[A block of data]
####
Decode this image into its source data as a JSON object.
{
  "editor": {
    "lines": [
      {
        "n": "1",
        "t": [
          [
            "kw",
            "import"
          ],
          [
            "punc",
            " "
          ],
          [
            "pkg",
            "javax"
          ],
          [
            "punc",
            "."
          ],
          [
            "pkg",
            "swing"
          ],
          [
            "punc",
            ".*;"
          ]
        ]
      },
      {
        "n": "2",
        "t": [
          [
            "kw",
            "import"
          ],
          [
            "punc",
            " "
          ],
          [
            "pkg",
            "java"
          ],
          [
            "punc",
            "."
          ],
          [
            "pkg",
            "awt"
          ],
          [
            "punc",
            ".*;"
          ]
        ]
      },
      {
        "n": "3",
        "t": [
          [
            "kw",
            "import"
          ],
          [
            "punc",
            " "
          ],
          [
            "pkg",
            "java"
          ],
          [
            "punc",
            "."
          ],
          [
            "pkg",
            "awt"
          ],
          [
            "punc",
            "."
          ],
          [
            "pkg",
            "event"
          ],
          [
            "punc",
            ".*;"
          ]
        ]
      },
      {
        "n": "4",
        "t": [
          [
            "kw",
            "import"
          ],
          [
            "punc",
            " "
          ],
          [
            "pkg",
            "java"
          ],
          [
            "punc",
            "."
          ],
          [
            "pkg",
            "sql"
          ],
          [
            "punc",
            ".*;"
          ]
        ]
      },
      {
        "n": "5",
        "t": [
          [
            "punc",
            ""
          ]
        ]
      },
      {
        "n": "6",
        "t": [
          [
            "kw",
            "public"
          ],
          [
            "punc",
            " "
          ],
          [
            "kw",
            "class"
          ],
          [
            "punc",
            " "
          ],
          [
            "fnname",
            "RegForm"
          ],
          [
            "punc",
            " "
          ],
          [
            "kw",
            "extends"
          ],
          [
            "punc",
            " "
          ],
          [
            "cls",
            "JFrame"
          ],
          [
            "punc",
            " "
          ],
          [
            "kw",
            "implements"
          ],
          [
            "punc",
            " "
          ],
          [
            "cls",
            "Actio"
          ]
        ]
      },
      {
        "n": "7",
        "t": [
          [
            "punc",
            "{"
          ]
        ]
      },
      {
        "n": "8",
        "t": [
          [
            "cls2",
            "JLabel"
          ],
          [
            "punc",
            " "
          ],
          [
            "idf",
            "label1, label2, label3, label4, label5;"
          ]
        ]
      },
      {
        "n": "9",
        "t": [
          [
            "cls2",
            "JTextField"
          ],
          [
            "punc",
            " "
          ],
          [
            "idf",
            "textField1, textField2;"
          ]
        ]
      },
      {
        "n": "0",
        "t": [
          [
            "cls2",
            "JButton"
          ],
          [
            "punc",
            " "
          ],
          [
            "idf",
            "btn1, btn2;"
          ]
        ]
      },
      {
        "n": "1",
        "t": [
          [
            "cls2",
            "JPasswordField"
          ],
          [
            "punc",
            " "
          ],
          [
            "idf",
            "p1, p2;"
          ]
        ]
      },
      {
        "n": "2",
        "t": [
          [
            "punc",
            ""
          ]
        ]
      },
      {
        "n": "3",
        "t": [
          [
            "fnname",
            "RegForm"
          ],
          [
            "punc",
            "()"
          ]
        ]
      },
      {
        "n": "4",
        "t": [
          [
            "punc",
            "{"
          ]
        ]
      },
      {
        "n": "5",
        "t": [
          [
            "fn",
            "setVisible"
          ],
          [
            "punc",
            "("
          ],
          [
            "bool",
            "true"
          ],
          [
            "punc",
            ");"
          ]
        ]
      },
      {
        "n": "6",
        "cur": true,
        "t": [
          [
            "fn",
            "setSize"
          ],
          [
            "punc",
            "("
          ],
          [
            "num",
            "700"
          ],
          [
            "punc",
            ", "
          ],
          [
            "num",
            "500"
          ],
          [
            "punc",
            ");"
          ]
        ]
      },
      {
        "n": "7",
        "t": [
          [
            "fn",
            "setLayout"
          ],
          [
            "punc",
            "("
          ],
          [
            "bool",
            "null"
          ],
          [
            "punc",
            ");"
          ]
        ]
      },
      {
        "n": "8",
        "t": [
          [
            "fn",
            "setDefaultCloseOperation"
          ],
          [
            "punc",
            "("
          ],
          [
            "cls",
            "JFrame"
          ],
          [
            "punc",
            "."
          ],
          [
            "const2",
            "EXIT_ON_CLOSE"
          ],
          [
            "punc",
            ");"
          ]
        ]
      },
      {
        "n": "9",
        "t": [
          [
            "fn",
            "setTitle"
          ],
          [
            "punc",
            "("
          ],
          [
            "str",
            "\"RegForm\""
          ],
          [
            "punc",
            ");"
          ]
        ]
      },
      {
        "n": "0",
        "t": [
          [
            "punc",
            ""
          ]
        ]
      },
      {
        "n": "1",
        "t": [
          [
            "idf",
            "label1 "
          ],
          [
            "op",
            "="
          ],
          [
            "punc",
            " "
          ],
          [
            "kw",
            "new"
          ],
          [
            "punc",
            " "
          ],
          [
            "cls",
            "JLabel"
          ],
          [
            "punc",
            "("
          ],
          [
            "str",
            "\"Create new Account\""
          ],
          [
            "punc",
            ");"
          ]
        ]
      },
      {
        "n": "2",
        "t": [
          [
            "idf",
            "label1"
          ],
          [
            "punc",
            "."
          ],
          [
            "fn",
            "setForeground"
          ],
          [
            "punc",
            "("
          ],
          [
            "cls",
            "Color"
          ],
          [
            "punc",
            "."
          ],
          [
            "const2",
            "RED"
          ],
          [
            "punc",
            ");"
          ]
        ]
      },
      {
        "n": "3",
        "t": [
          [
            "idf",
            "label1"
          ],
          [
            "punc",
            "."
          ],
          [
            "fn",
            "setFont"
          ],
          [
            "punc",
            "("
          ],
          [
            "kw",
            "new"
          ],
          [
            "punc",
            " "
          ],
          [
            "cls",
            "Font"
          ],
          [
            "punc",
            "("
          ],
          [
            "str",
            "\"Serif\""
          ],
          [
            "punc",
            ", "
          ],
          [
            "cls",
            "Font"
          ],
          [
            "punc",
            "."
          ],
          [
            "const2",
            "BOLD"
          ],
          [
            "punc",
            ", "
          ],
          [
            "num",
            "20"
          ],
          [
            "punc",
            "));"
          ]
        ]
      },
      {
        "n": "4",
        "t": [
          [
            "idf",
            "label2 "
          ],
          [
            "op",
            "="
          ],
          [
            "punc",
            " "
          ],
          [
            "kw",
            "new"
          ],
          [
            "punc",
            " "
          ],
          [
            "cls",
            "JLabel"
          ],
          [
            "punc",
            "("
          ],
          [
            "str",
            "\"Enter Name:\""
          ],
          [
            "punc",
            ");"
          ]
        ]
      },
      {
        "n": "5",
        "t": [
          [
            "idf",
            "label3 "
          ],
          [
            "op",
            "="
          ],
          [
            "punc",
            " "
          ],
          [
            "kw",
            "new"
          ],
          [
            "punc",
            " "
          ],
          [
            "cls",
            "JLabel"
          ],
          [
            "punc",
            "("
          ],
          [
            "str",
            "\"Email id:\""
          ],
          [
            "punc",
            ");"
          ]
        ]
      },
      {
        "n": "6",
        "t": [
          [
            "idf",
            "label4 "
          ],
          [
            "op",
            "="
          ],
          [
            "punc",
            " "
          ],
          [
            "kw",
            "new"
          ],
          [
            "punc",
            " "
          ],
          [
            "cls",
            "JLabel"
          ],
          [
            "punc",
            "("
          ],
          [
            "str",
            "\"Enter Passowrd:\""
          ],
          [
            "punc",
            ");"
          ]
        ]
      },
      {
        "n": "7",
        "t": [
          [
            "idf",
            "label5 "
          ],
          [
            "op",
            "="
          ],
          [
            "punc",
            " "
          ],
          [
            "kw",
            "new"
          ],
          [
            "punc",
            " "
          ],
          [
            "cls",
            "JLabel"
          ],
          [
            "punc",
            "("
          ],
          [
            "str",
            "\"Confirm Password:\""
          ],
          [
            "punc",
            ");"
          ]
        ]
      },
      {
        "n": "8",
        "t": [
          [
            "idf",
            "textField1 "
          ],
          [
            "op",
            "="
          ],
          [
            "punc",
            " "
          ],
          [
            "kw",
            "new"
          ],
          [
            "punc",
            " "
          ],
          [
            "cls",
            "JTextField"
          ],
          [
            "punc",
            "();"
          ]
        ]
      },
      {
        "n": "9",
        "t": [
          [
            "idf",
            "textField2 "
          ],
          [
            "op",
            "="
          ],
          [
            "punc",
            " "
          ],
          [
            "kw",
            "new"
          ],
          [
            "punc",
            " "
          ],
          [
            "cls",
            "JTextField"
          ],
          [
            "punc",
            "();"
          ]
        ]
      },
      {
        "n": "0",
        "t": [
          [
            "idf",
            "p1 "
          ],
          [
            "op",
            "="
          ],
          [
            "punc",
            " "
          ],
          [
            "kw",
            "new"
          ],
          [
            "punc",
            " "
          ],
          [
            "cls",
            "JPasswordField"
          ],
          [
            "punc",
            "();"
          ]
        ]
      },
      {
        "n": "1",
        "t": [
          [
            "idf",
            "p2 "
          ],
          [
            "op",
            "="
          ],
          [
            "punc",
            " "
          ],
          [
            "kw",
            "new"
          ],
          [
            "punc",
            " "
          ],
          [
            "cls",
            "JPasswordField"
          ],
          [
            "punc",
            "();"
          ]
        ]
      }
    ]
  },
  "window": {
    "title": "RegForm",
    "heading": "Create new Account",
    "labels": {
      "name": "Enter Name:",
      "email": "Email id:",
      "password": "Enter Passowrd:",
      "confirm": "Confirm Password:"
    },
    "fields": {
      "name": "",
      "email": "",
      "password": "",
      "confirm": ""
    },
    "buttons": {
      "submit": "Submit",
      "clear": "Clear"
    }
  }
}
####
> **WRITTEN PROBLEM**
Of the lines in the records, determine how many contain the word "RegForm", and report that number alone.

> **THE RESULT**
4